==== Extracted information ====

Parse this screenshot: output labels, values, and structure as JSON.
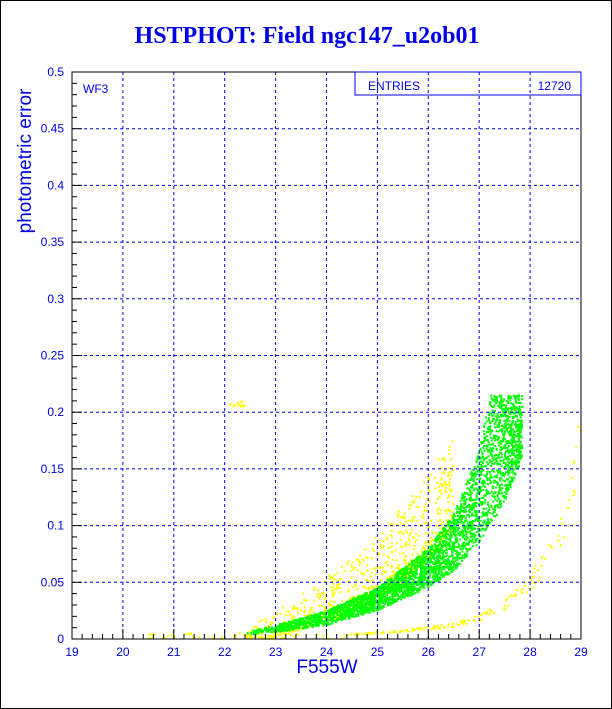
{
  "chart_data": {
    "type": "scatter",
    "title": "HSTPHOT: Field ngc147_u2ob01",
    "xlabel": "F555W",
    "ylabel": "photometric error",
    "xlim": [
      19,
      29
    ],
    "ylim": [
      0,
      0.5
    ],
    "xticks": [
      "19",
      "20",
      "21",
      "22",
      "23",
      "24",
      "25",
      "26",
      "27",
      "28",
      "29"
    ],
    "yticks": [
      "0",
      "0.05",
      "0.1",
      "0.15",
      "0.2",
      "0.25",
      "0.3",
      "0.35",
      "0.4",
      "0.45",
      "0.5"
    ],
    "grid": true,
    "panel_label": "WF3",
    "stats_box": {
      "label": "ENTRIES",
      "value": "12720",
      "position": "top-right"
    },
    "series": [
      {
        "name": "green",
        "color": "#00ff00",
        "lower_envelope": [
          [
            22.4,
            0.003
          ],
          [
            23,
            0.006
          ],
          [
            24,
            0.012
          ],
          [
            25,
            0.025
          ],
          [
            26,
            0.045
          ],
          [
            26.5,
            0.06
          ],
          [
            27,
            0.085
          ],
          [
            27.5,
            0.12
          ],
          [
            27.85,
            0.16
          ]
        ],
        "upper_envelope": [
          [
            22.4,
            0.006
          ],
          [
            23,
            0.012
          ],
          [
            24,
            0.025
          ],
          [
            25,
            0.045
          ],
          [
            26,
            0.08
          ],
          [
            26.5,
            0.11
          ],
          [
            27,
            0.165
          ],
          [
            27.2,
            0.215
          ],
          [
            27.85,
            0.215
          ]
        ]
      },
      {
        "name": "yellow",
        "color": "#ffff00",
        "regions": [
          {
            "desc": "above main band",
            "x": [
              22.0,
              26.5
            ],
            "y_above_band": [
              0,
              0.06
            ]
          },
          {
            "desc": "secondary sequence",
            "points": [
              [
                24.5,
                0.004
              ],
              [
                25.5,
                0.007
              ],
              [
                26.5,
                0.012
              ],
              [
                27,
                0.018
              ],
              [
                27.5,
                0.03
              ],
              [
                28,
                0.05
              ],
              [
                28.5,
                0.08
              ],
              [
                28.8,
                0.12
              ],
              [
                29,
                0.2
              ]
            ]
          },
          {
            "desc": "faint floor",
            "x": [
              20.5,
              24.5
            ],
            "y": [
              0,
              0.005
            ]
          }
        ]
      }
    ]
  }
}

====

_Prompt_: Find every line in the records above that holds the word "desc", and copy each one.

_Full response_:
            "desc": "above main band",
            "desc": "secondary sequence",
            "desc": "faint floor",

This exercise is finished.